*Written request:*
Among the following entries, count the lines that contain "Công" and report only the result.
══ Given data ══
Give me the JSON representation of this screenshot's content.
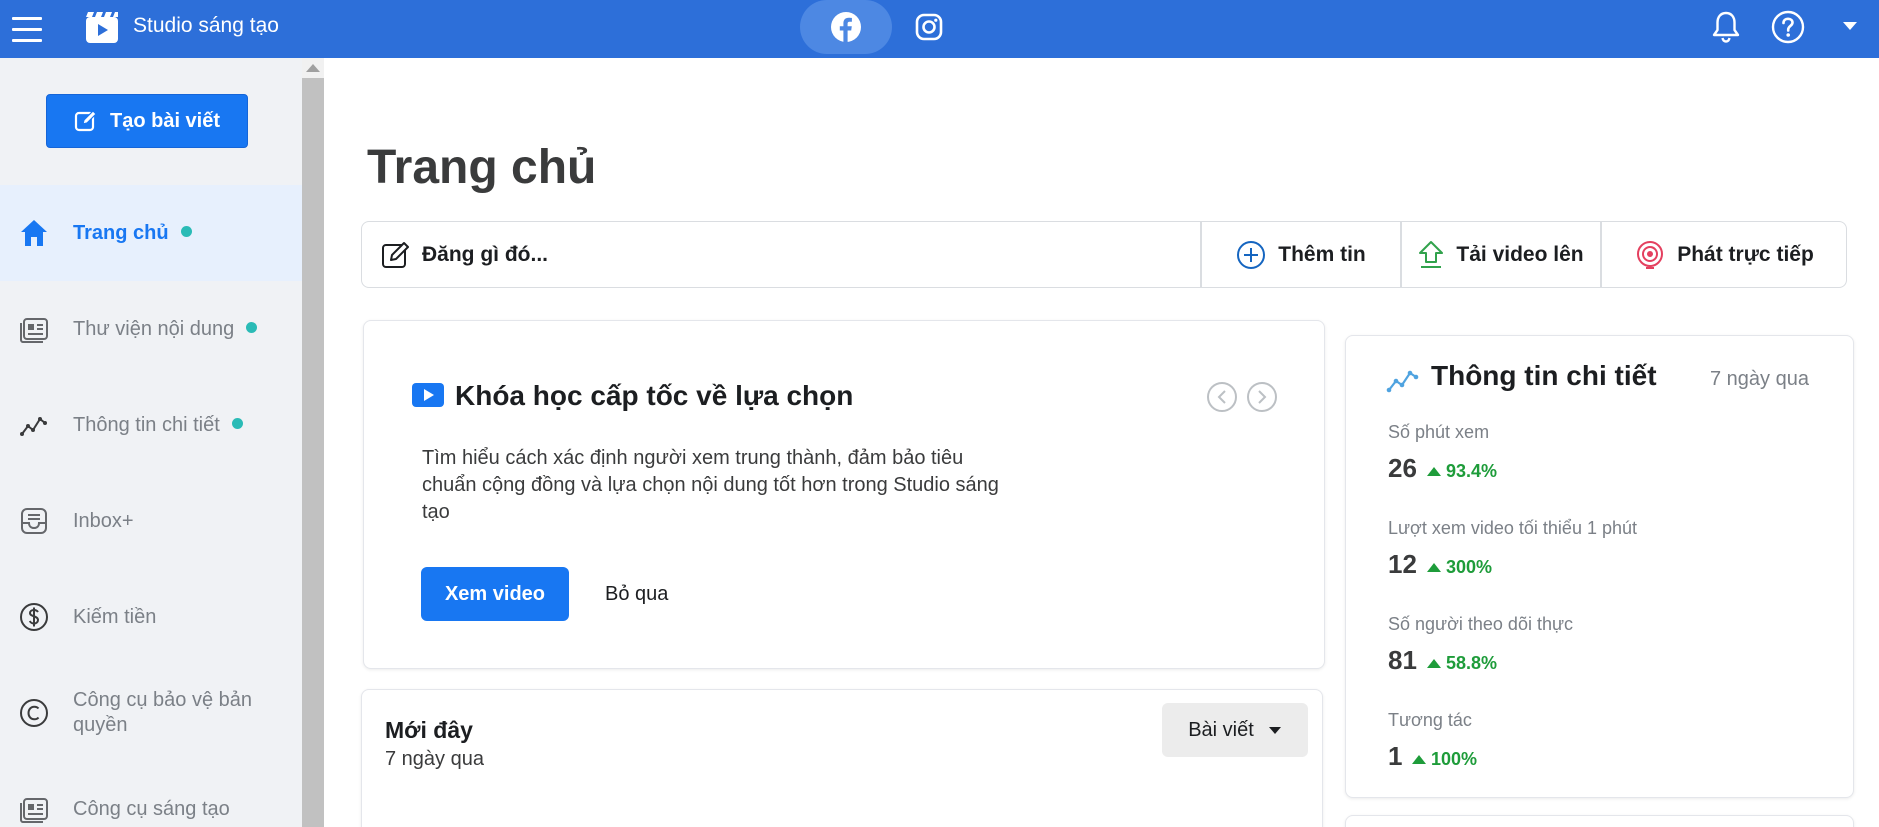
{
  "topbar": {
    "app_title": "Studio sáng tạo",
    "background": "#2d6fd9",
    "tabs": [
      {
        "icon": "facebook-icon",
        "active": true
      },
      {
        "icon": "instagram-icon",
        "active": false
      }
    ],
    "icons": [
      "bell-icon",
      "help-icon",
      "caret-down-icon"
    ]
  },
  "sidebar": {
    "create_button": "Tạo bài viết",
    "items": [
      {
        "label": "Trang chủ",
        "icon": "home-icon",
        "active": true,
        "dot": true
      },
      {
        "label": "Thư viện nội dung",
        "icon": "content-library-icon",
        "active": false,
        "dot": true
      },
      {
        "label": "Thông tin chi tiết",
        "icon": "insights-icon",
        "active": false,
        "dot": true
      },
      {
        "label": "Inbox+",
        "icon": "inbox-icon",
        "active": false,
        "dot": false
      },
      {
        "label": "Kiếm tiền",
        "icon": "dollar-icon",
        "active": false,
        "dot": false
      },
      {
        "label": "Công cụ bảo vệ bản quyền",
        "icon": "copyright-icon",
        "active": false,
        "dot": false
      },
      {
        "label": "Công cụ sáng tạo",
        "icon": "creative-tools-icon",
        "active": false,
        "dot": false
      }
    ]
  },
  "main": {
    "title": "Trang chủ",
    "composer": {
      "post_label": "Đăng gì đó...",
      "actions": [
        {
          "label": "Thêm tin",
          "icon": "plus-circle-icon"
        },
        {
          "label": "Tải video lên",
          "icon": "upload-icon"
        },
        {
          "label": "Phát trực tiếp",
          "icon": "live-icon"
        }
      ]
    },
    "course": {
      "title": "Khóa học cấp tốc về lựa chọn",
      "description": "Tìm hiểu cách xác định người xem trung thành, đảm bảo tiêu chuẩn cộng đồng và lựa chọn nội dung tốt hơn trong Studio sáng tạo",
      "primary_button": "Xem video",
      "secondary_button": "Bỏ qua"
    },
    "recent": {
      "title": "Mới đây",
      "subtitle": "7 ngày qua",
      "dropdown": "Bài viết"
    },
    "insights": {
      "title": "Thông tin chi tiết",
      "range": "7 ngày qua",
      "metrics": [
        {
          "label": "Số phút xem",
          "value": "26",
          "change": "93.4%"
        },
        {
          "label": "Lượt xem video tối thiểu 1 phút",
          "value": "12",
          "change": "300%"
        },
        {
          "label": "Số người theo dõi thực",
          "value": "81",
          "change": "58.8%"
        },
        {
          "label": "Tương tác",
          "value": "1",
          "change": "100%"
        }
      ]
    }
  },
  "colors": {
    "accent": "#1877f2",
    "topbar": "#2d6fd9",
    "dot": "#2abbb6",
    "positive": "#1e9c3a",
    "sidebar_bg": "#f0f2f5"
  }
}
═══
*Reply to the task:*
2